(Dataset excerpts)
########
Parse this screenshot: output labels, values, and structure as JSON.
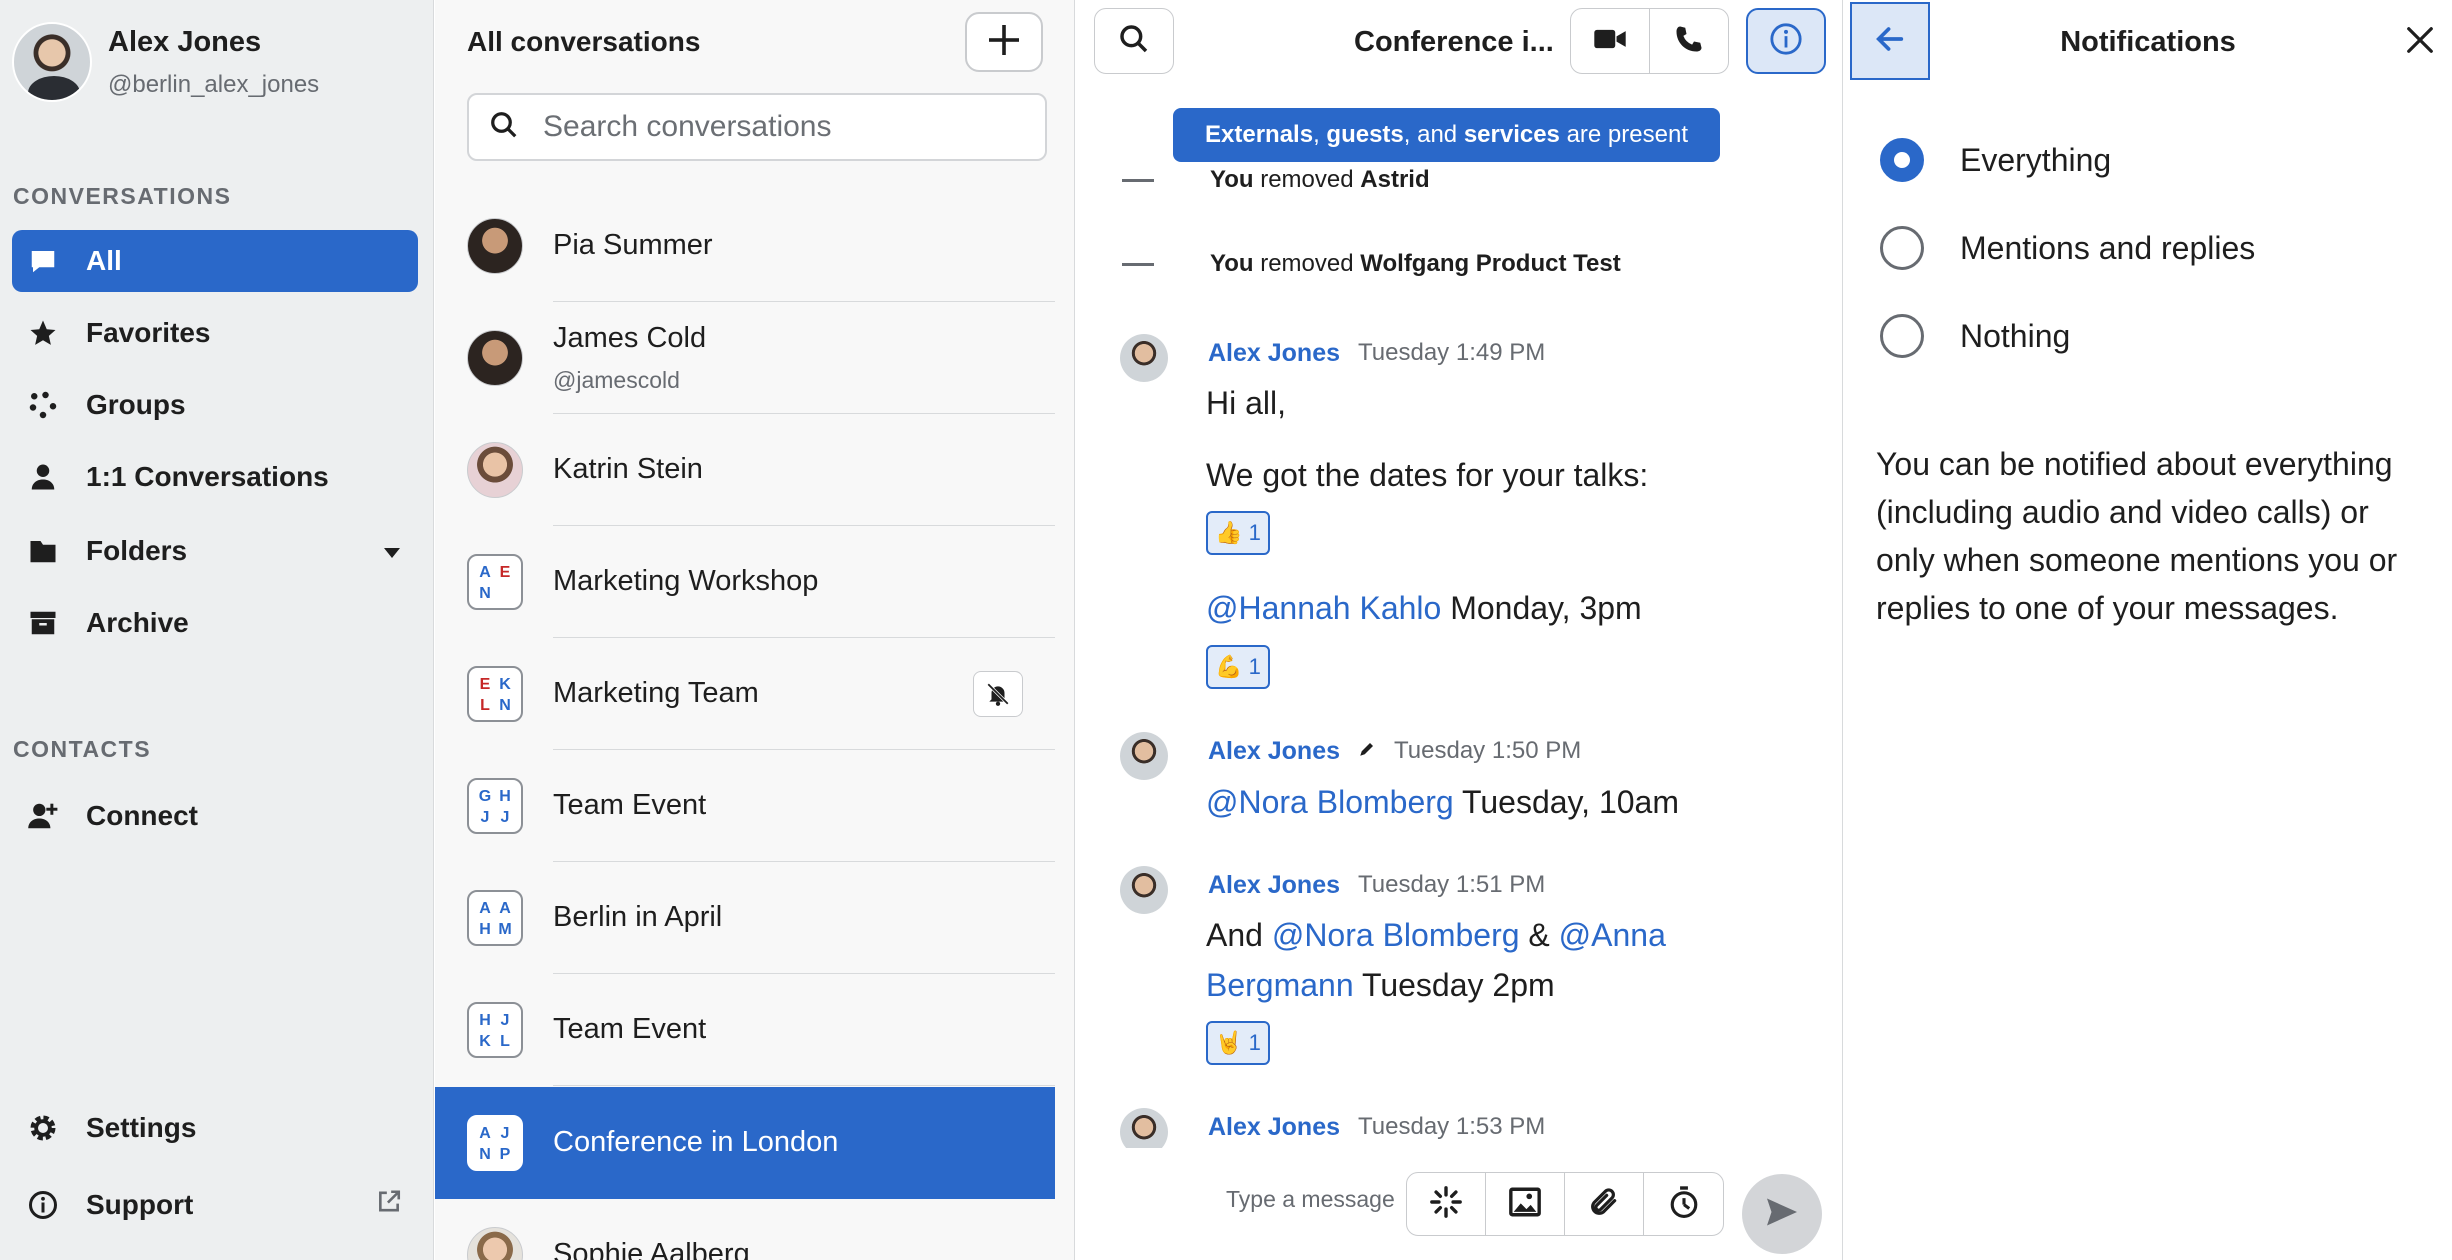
{
  "user": {
    "name": "Alex Jones",
    "handle": "@berlin_alex_jones"
  },
  "sidebar": {
    "conversations_label": "CONVERSATIONS",
    "items": [
      {
        "label": "All",
        "icon": "chat-bubble-icon"
      },
      {
        "label": "Favorites",
        "icon": "star-icon"
      },
      {
        "label": "Groups",
        "icon": "groups-icon"
      },
      {
        "label": "1:1 Conversations",
        "icon": "person-icon"
      },
      {
        "label": "Folders",
        "icon": "folder-icon"
      },
      {
        "label": "Archive",
        "icon": "archive-icon"
      }
    ],
    "contacts_label": "CONTACTS",
    "connect_label": "Connect",
    "settings_label": "Settings",
    "support_label": "Support"
  },
  "convlist": {
    "title": "All conversations",
    "search_placeholder": "Search conversations",
    "items": [
      {
        "name": "Pia Summer",
        "type": "person"
      },
      {
        "name": "James Cold",
        "sub": "@jamescold",
        "type": "person"
      },
      {
        "name": "Katrin Stein",
        "type": "person"
      },
      {
        "name": "Marketing Workshop",
        "type": "group",
        "initials": [
          "A",
          "E",
          "N",
          ""
        ]
      },
      {
        "name": "Marketing Team",
        "type": "group",
        "initials": [
          "E",
          "K",
          "L",
          "N"
        ],
        "muted": true
      },
      {
        "name": "Team Event",
        "type": "group",
        "initials": [
          "G",
          "H",
          "J",
          "J"
        ]
      },
      {
        "name": "Berlin in April",
        "type": "group",
        "initials": [
          "A",
          "A",
          "H",
          "M"
        ]
      },
      {
        "name": "Team Event",
        "type": "group",
        "initials": [
          "H",
          "J",
          "K",
          "L"
        ]
      },
      {
        "name": "Conference in London",
        "type": "group",
        "initials": [
          "A",
          "J",
          "N",
          "P"
        ],
        "active": true
      },
      {
        "name": "Sophie Aalberg",
        "type": "person"
      }
    ]
  },
  "chat": {
    "title": "Conference i...",
    "banner": {
      "w1": "Externals",
      "s1": ", ",
      "w2": "guests",
      "s2": ", and ",
      "w3": "services",
      "s3": " are present"
    },
    "system": [
      {
        "actor": "You",
        "verb": " removed ",
        "target": "Astrid"
      },
      {
        "actor": "You",
        "verb": " removed ",
        "target": "Wolfgang Product Test"
      }
    ],
    "messages": [
      {
        "author": "Alex Jones",
        "time": "Tuesday 1:49 PM",
        "line1": "Hi all,",
        "line2": "We got the dates for your talks:",
        "react1": "1",
        "mention1": "@Hannah Kahlo",
        "after1": " Monday, 3pm",
        "react2": "1"
      },
      {
        "author": "Alex Jones",
        "time": "Tuesday 1:50 PM",
        "mention": "@Nora Blomberg",
        "after": " Tuesday, 10am"
      },
      {
        "author": "Alex Jones",
        "time": "Tuesday 1:51 PM",
        "pre": "And ",
        "mention_a": "@Nora Blomberg",
        "amp": " & ",
        "mention_b": "@Anna Bergmann",
        "after": " Tuesday 2pm",
        "react": "1"
      },
      {
        "author": "Alex Jones",
        "time": "Tuesday 1:53 PM"
      }
    ],
    "composer_placeholder": "Type a message"
  },
  "panel": {
    "title": "Notifications",
    "options": [
      "Everything",
      "Mentions and replies",
      "Nothing"
    ],
    "selected": 0,
    "description": "You can be notified about everything (including audio and video calls) or only when someone mentions you or replies to one of your messages."
  },
  "colors": {
    "accent": "#2a68c9",
    "sidebar_bg": "#edeff0",
    "list_bg": "#f8f8f8"
  }
}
########
■ **Exercise description**
Copy out all lines from the material above that contain the string "Marketing".

■ **Full response**
        "name": "Marketing Workshop",
        "name": "Marketing Team",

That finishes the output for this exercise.